* EXERCISE MATERIALS:
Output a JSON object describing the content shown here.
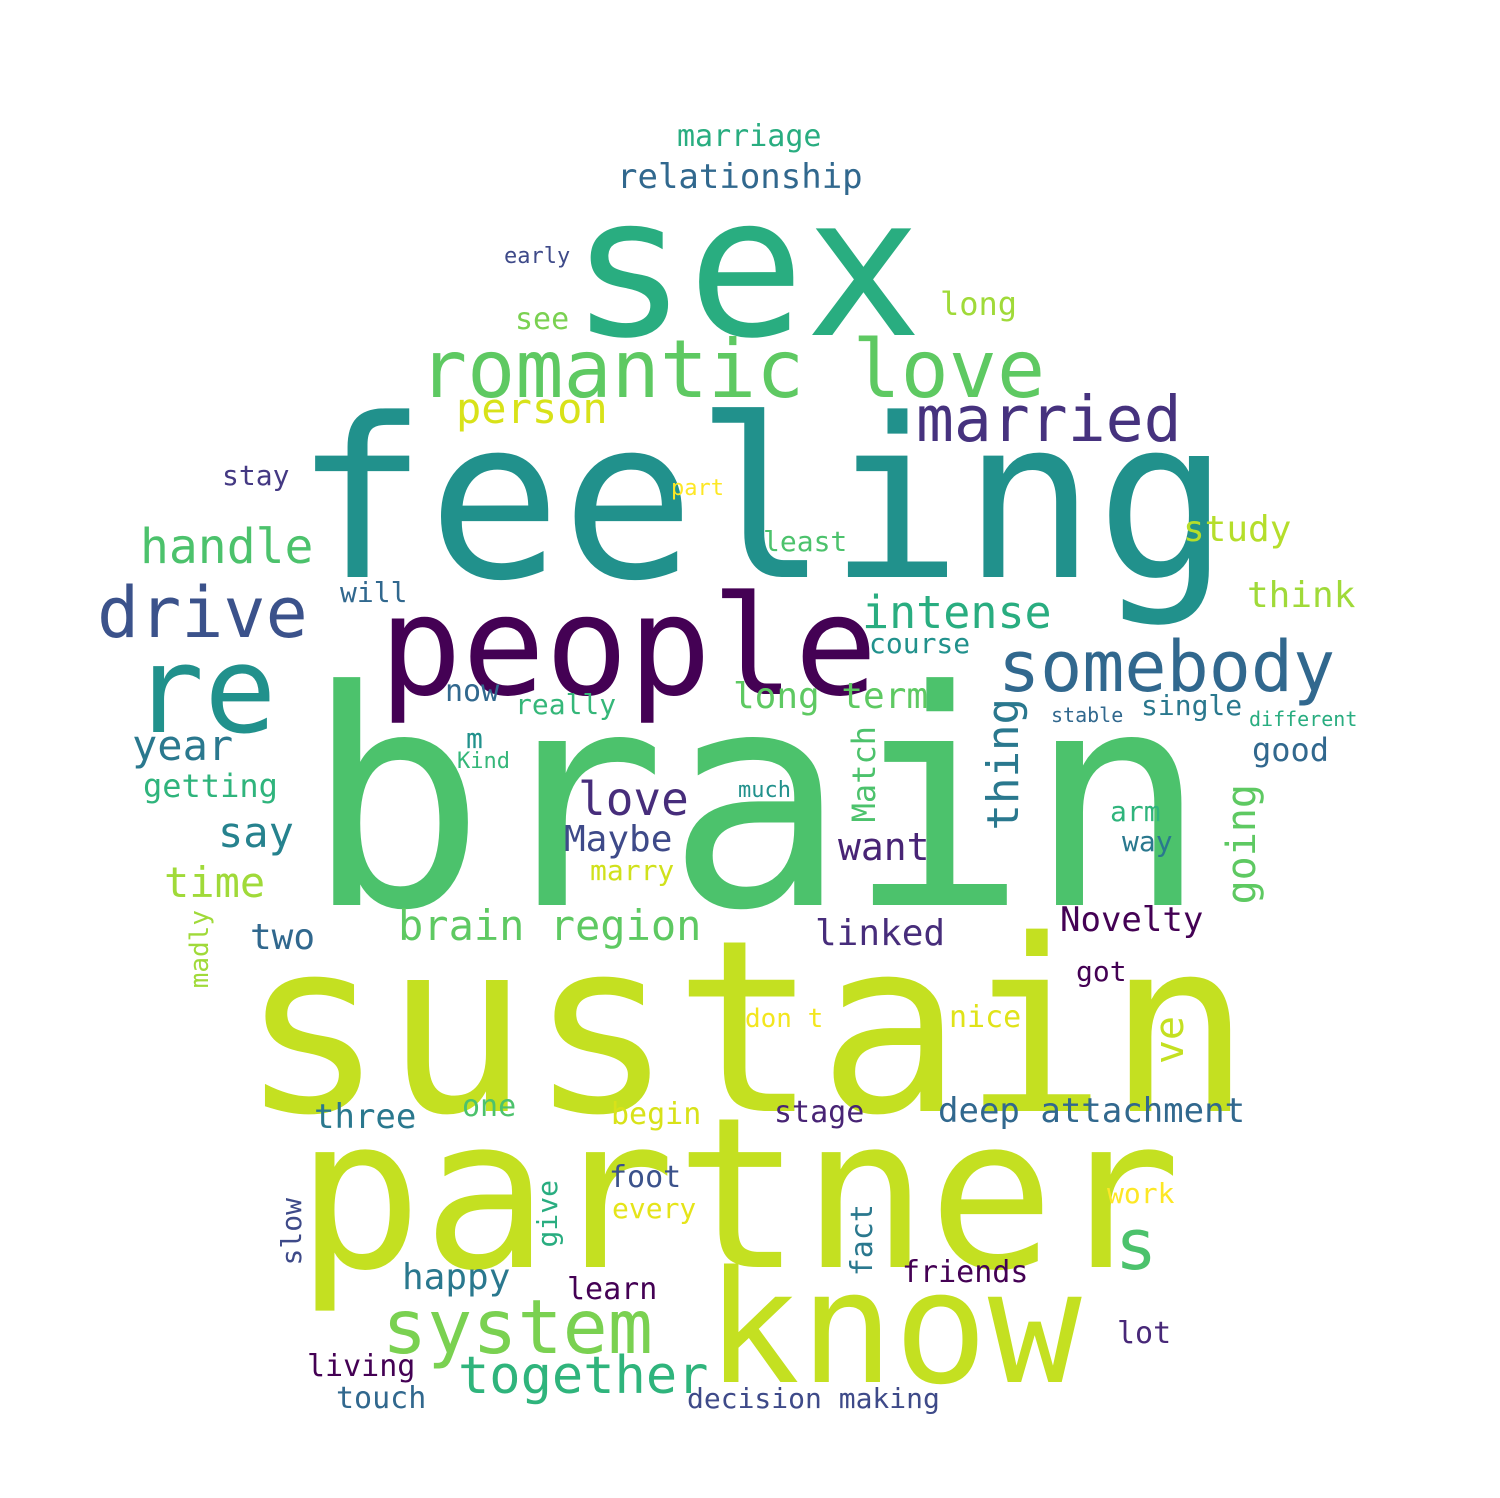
{
  "words": [
    {
      "text": "brain",
      "color": "#4cc26c"
    },
    {
      "text": "sustain",
      "color": "#c4e021"
    },
    {
      "text": "partner",
      "color": "#c4e021"
    },
    {
      "text": "feeling",
      "color": "#21918c"
    },
    {
      "text": "sex",
      "color": "#29ad80"
    },
    {
      "text": "know",
      "color": "#c4e021"
    },
    {
      "text": "people",
      "color": "#440154"
    },
    {
      "text": "re",
      "color": "#21918c"
    },
    {
      "text": "romantic love",
      "color": "#5ec962"
    },
    {
      "text": "system",
      "color": "#7ad151"
    },
    {
      "text": "somebody",
      "color": "#31688e"
    },
    {
      "text": "drive",
      "color": "#3b528b"
    },
    {
      "text": "married",
      "color": "#46327e"
    },
    {
      "text": "together",
      "color": "#2fb47c"
    },
    {
      "text": "s",
      "color": "#4cc26c"
    },
    {
      "text": "handle",
      "color": "#4cc26c"
    },
    {
      "text": "intense",
      "color": "#29ad80"
    },
    {
      "text": "brain region",
      "color": "#5ec962"
    },
    {
      "text": "person",
      "color": "#d8e219"
    },
    {
      "text": "love",
      "color": "#472d7b"
    },
    {
      "text": "thing",
      "color": "#2a788e"
    },
    {
      "text": "year",
      "color": "#2a788e"
    },
    {
      "text": "going",
      "color": "#5ec962"
    },
    {
      "text": "deep attachment",
      "color": "#31688e"
    },
    {
      "text": "time",
      "color": "#a0da39"
    },
    {
      "text": "say",
      "color": "#26828e"
    },
    {
      "text": "long term",
      "color": "#5ec962"
    },
    {
      "text": "want",
      "color": "#482475"
    },
    {
      "text": "relationship",
      "color": "#31688e"
    },
    {
      "text": "happy",
      "color": "#2a788e"
    },
    {
      "text": "linked",
      "color": "#472d7b"
    },
    {
      "text": "Maybe",
      "color": "#3e4a89"
    },
    {
      "text": "think",
      "color": "#a0da39"
    },
    {
      "text": "Novelty",
      "color": "#440154"
    },
    {
      "text": "study",
      "color": "#b5de2b"
    },
    {
      "text": "ve",
      "color": "#c4e021"
    },
    {
      "text": "two",
      "color": "#31688e"
    },
    {
      "text": "three",
      "color": "#2a788e"
    },
    {
      "text": "Match",
      "color": "#4cc26c"
    },
    {
      "text": "marriage",
      "color": "#29ad80"
    },
    {
      "text": "getting",
      "color": "#2fb47c"
    },
    {
      "text": "long",
      "color": "#a0da39"
    },
    {
      "text": "good",
      "color": "#31688e"
    },
    {
      "text": "touch",
      "color": "#31688e"
    },
    {
      "text": "learn",
      "color": "#440154"
    },
    {
      "text": "friends",
      "color": "#440154"
    },
    {
      "text": "living",
      "color": "#440154"
    },
    {
      "text": "decision making",
      "color": "#3e4a89"
    },
    {
      "text": "foot",
      "color": "#3b528b"
    },
    {
      "text": "stage",
      "color": "#482475"
    },
    {
      "text": "begin",
      "color": "#d8e219"
    },
    {
      "text": "one",
      "color": "#4cc26c"
    },
    {
      "text": "now",
      "color": "#31688e"
    },
    {
      "text": "really",
      "color": "#35b779"
    },
    {
      "text": "see",
      "color": "#7ad151"
    },
    {
      "text": "nice",
      "color": "#e0e318"
    },
    {
      "text": "lot",
      "color": "#482878"
    },
    {
      "text": "work",
      "color": "#fde725"
    },
    {
      "text": "every",
      "color": "#e5e419"
    },
    {
      "text": "marry",
      "color": "#d0e11c"
    },
    {
      "text": "single",
      "color": "#2a788e"
    },
    {
      "text": "course",
      "color": "#21918c"
    },
    {
      "text": "will",
      "color": "#31688e"
    },
    {
      "text": "stay",
      "color": "#443983"
    },
    {
      "text": "least",
      "color": "#4cc26c"
    },
    {
      "text": "got",
      "color": "#440154"
    },
    {
      "text": "fact",
      "color": "#2a788e"
    },
    {
      "text": "give",
      "color": "#29ad80"
    },
    {
      "text": "slow",
      "color": "#3e4a89"
    },
    {
      "text": "m",
      "color": "#21918c"
    },
    {
      "text": "arm",
      "color": "#2fb47c"
    },
    {
      "text": "way",
      "color": "#2a788e"
    },
    {
      "text": "don t",
      "color": "#f3e61e"
    },
    {
      "text": "madly",
      "color": "#a0da39"
    },
    {
      "text": "early",
      "color": "#3e4a89"
    },
    {
      "text": "part",
      "color": "#fde725"
    },
    {
      "text": "much",
      "color": "#21918c"
    },
    {
      "text": "Kind",
      "color": "#35b779"
    },
    {
      "text": "stable",
      "color": "#31688e"
    },
    {
      "text": "different",
      "color": "#29ad80"
    }
  ]
}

* WHAT IS REQUIRED:
Repeat the data in full and exactly. Omit pictures.

* ANSWER TO THIS EXERCISE:
Output a JSON object describing the content shown here.
{
  "words": [
    {
      "text": "brain",
      "color": "#4cc26c"
    },
    {
      "text": "sustain",
      "color": "#c4e021"
    },
    {
      "text": "partner",
      "color": "#c4e021"
    },
    {
      "text": "feeling",
      "color": "#21918c"
    },
    {
      "text": "sex",
      "color": "#29ad80"
    },
    {
      "text": "know",
      "color": "#c4e021"
    },
    {
      "text": "people",
      "color": "#440154"
    },
    {
      "text": "re",
      "color": "#21918c"
    },
    {
      "text": "romantic love",
      "color": "#5ec962"
    },
    {
      "text": "system",
      "color": "#7ad151"
    },
    {
      "text": "somebody",
      "color": "#31688e"
    },
    {
      "text": "drive",
      "color": "#3b528b"
    },
    {
      "text": "married",
      "color": "#46327e"
    },
    {
      "text": "together",
      "color": "#2fb47c"
    },
    {
      "text": "s",
      "color": "#4cc26c"
    },
    {
      "text": "handle",
      "color": "#4cc26c"
    },
    {
      "text": "intense",
      "color": "#29ad80"
    },
    {
      "text": "brain region",
      "color": "#5ec962"
    },
    {
      "text": "person",
      "color": "#d8e219"
    },
    {
      "text": "love",
      "color": "#472d7b"
    },
    {
      "text": "thing",
      "color": "#2a788e"
    },
    {
      "text": "year",
      "color": "#2a788e"
    },
    {
      "text": "going",
      "color": "#5ec962"
    },
    {
      "text": "deep attachment",
      "color": "#31688e"
    },
    {
      "text": "time",
      "color": "#a0da39"
    },
    {
      "text": "say",
      "color": "#26828e"
    },
    {
      "text": "long term",
      "color": "#5ec962"
    },
    {
      "text": "want",
      "color": "#482475"
    },
    {
      "text": "relationship",
      "color": "#31688e"
    },
    {
      "text": "happy",
      "color": "#2a788e"
    },
    {
      "text": "linked",
      "color": "#472d7b"
    },
    {
      "text": "Maybe",
      "color": "#3e4a89"
    },
    {
      "text": "think",
      "color": "#a0da39"
    },
    {
      "text": "Novelty",
      "color": "#440154"
    },
    {
      "text": "study",
      "color": "#b5de2b"
    },
    {
      "text": "ve",
      "color": "#c4e021"
    },
    {
      "text": "two",
      "color": "#31688e"
    },
    {
      "text": "three",
      "color": "#2a788e"
    },
    {
      "text": "Match",
      "color": "#4cc26c"
    },
    {
      "text": "marriage",
      "color": "#29ad80"
    },
    {
      "text": "getting",
      "color": "#2fb47c"
    },
    {
      "text": "long",
      "color": "#a0da39"
    },
    {
      "text": "good",
      "color": "#31688e"
    },
    {
      "text": "touch",
      "color": "#31688e"
    },
    {
      "text": "learn",
      "color": "#440154"
    },
    {
      "text": "friends",
      "color": "#440154"
    },
    {
      "text": "living",
      "color": "#440154"
    },
    {
      "text": "decision making",
      "color": "#3e4a89"
    },
    {
      "text": "foot",
      "color": "#3b528b"
    },
    {
      "text": "stage",
      "color": "#482475"
    },
    {
      "text": "begin",
      "color": "#d8e219"
    },
    {
      "text": "one",
      "color": "#4cc26c"
    },
    {
      "text": "now",
      "color": "#31688e"
    },
    {
      "text": "really",
      "color": "#35b779"
    },
    {
      "text": "see",
      "color": "#7ad151"
    },
    {
      "text": "nice",
      "color": "#e0e318"
    },
    {
      "text": "lot",
      "color": "#482878"
    },
    {
      "text": "work",
      "color": "#fde725"
    },
    {
      "text": "every",
      "color": "#e5e419"
    },
    {
      "text": "marry",
      "color": "#d0e11c"
    },
    {
      "text": "single",
      "color": "#2a788e"
    },
    {
      "text": "course",
      "color": "#21918c"
    },
    {
      "text": "will",
      "color": "#31688e"
    },
    {
      "text": "stay",
      "color": "#443983"
    },
    {
      "text": "least",
      "color": "#4cc26c"
    },
    {
      "text": "got",
      "color": "#440154"
    },
    {
      "text": "fact",
      "color": "#2a788e"
    },
    {
      "text": "give",
      "color": "#29ad80"
    },
    {
      "text": "slow",
      "color": "#3e4a89"
    },
    {
      "text": "m",
      "color": "#21918c"
    },
    {
      "text": "arm",
      "color": "#2fb47c"
    },
    {
      "text": "way",
      "color": "#2a788e"
    },
    {
      "text": "don t",
      "color": "#f3e61e"
    },
    {
      "text": "madly",
      "color": "#a0da39"
    },
    {
      "text": "early",
      "color": "#3e4a89"
    },
    {
      "text": "part",
      "color": "#fde725"
    },
    {
      "text": "much",
      "color": "#21918c"
    },
    {
      "text": "Kind",
      "color": "#35b779"
    },
    {
      "text": "stable",
      "color": "#31688e"
    },
    {
      "text": "different",
      "color": "#29ad80"
    }
  ]
}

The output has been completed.